> _Selected passage_:

-=-=-=-=-

DmitryPolukhin created this revision.
DmitryPolukhin added reviewers: rsmith, dexonsmith.
DmitryPolukhin added a project: clang.
Herald added subscribers: usaxena95, kadircet, ilya-biryukov.

Clang uses 32-bit integers for storing bit offsets from the beginning of
the file that results in 512M limit on AST file. This diff replaces
absolute offsets with relative offsets from the beginning of
corresponding data structure instead of whole file.

This diff breaks AST file format compatibility so VERSION_MAJOR bumped.

Test Plan:
Existing clang AST serialization tests
Tested on clangd with 700M preamble file


Repository:
  rG LLVM Github Monorepo

https://reviews.llvm.org/D76594

Files:
  clang/include/clang/Serialization/ASTBitCodes.h
  clang/include/clang/Serialization/ASTReader.h
  clang/include/clang/Serialization/ASTWriter.h
  clang/include/clang/Serialization/ModuleFile.h
  clang/lib/Serialization/ASTReader.cpp
  clang/lib/Serialization/ASTWriter.cpp

Index: clang/lib/Serialization/ASTWriter.cpp
===================================================================
--- clang/lib/Serialization/ASTWriter.cpp
+++ clang/lib/Serialization/ASTWriter.cpp
@@ -1890,6 +1890,7 @@
   // Write out the source location entry table. We skip the first
   // entry, which is always the same dummy entry.

-=-=-=-=-

> _Dataset records_:
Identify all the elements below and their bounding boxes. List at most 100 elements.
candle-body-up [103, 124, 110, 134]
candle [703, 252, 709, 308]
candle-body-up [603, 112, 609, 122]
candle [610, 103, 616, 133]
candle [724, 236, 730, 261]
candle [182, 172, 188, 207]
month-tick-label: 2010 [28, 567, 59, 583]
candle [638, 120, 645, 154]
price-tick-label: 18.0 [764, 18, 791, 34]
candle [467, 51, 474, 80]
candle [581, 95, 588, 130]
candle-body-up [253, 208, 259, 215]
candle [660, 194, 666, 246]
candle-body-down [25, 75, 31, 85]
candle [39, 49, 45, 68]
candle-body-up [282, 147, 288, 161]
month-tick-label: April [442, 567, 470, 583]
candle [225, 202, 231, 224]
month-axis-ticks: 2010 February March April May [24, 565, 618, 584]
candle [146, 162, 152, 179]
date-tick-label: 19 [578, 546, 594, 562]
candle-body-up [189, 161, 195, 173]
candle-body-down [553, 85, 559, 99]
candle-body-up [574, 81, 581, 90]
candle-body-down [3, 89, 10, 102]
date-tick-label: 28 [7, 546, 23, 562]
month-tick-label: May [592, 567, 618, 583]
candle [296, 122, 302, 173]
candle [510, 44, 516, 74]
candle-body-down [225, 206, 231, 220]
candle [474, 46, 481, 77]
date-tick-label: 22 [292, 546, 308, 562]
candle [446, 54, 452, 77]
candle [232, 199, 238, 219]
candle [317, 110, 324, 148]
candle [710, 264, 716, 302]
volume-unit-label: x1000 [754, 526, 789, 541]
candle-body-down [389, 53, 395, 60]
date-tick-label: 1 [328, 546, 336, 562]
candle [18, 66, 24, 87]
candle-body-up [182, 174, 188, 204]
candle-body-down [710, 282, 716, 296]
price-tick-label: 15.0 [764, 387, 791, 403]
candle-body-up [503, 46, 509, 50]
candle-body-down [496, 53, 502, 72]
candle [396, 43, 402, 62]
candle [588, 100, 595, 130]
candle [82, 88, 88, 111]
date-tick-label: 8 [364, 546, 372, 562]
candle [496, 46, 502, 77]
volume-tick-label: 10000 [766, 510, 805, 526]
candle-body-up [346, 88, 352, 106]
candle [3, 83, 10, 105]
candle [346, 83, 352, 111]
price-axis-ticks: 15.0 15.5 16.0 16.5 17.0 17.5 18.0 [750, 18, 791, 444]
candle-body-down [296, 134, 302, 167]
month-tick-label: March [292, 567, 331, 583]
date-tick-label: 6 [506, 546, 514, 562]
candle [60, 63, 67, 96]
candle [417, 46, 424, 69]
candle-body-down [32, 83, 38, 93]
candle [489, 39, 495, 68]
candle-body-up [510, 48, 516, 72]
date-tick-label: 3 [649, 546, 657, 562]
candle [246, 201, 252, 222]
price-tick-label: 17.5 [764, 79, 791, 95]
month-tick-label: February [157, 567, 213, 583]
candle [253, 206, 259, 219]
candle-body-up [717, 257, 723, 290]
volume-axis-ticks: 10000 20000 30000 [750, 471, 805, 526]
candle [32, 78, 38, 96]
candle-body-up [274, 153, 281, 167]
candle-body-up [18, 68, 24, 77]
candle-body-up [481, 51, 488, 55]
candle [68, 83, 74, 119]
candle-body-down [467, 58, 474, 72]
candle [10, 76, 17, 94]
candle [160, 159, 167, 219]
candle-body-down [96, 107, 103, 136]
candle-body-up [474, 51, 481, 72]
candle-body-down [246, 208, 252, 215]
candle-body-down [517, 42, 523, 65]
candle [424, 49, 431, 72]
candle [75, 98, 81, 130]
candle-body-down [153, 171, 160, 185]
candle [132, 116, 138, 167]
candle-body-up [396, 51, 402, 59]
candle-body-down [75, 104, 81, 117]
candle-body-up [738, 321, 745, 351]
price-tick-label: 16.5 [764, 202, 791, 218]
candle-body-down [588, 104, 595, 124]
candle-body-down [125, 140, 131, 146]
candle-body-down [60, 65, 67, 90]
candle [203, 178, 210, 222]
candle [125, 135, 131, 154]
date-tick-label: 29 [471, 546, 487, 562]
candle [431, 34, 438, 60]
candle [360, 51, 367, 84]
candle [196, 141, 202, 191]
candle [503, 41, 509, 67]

-=-=-=-=-

> _Task set_:
(a) Write out the stretch of the clang revision notice from "DmitryPolukhin created this" through "of whole file.".
(b) Give again, unchanged, the stretch of the listing from its first line through the line that contains "candle-body-down [3, 89, 10, 102]".

> _Answers to the tasks_:
(a)
DmitryPolukhin created this revision.
DmitryPolukhin added reviewers: rsmith, dexonsmith.
DmitryPolukhin added a project: clang.
Herald added subscribers: usaxena95, kadircet, ilya-biryukov.

Clang uses 32-bit integers for storing bit offsets from the beginning of
the file that results in 512M limit on AST file. This diff replaces
absolute offsets with relative offsets from the beginning of
corresponding data structure instead of whole file.

(b)
Identify all the elements below and their bounding boxes. List at most 100 elements.
candle-body-up [103, 124, 110, 134]
candle [703, 252, 709, 308]
candle-body-up [603, 112, 609, 122]
candle [610, 103, 616, 133]
candle [724, 236, 730, 261]
candle [182, 172, 188, 207]
month-tick-label: 2010 [28, 567, 59, 583]
candle [638, 120, 645, 154]
price-tick-label: 18.0 [764, 18, 791, 34]
candle [467, 51, 474, 80]
candle [581, 95, 588, 130]
candle-body-up [253, 208, 259, 215]
candle [660, 194, 666, 246]
candle-body-down [25, 75, 31, 85]
candle [39, 49, 45, 68]
candle-body-up [282, 147, 288, 161]
month-tick-label: April [442, 567, 470, 583]
candle [225, 202, 231, 224]
month-axis-ticks: 2010 February March April May [24, 565, 618, 584]
candle [146, 162, 152, 179]
date-tick-label: 19 [578, 546, 594, 562]
candle-body-up [189, 161, 195, 173]
candle-body-down [553, 85, 559, 99]
candle-body-up [574, 81, 581, 90]
candle-body-down [3, 89, 10, 102]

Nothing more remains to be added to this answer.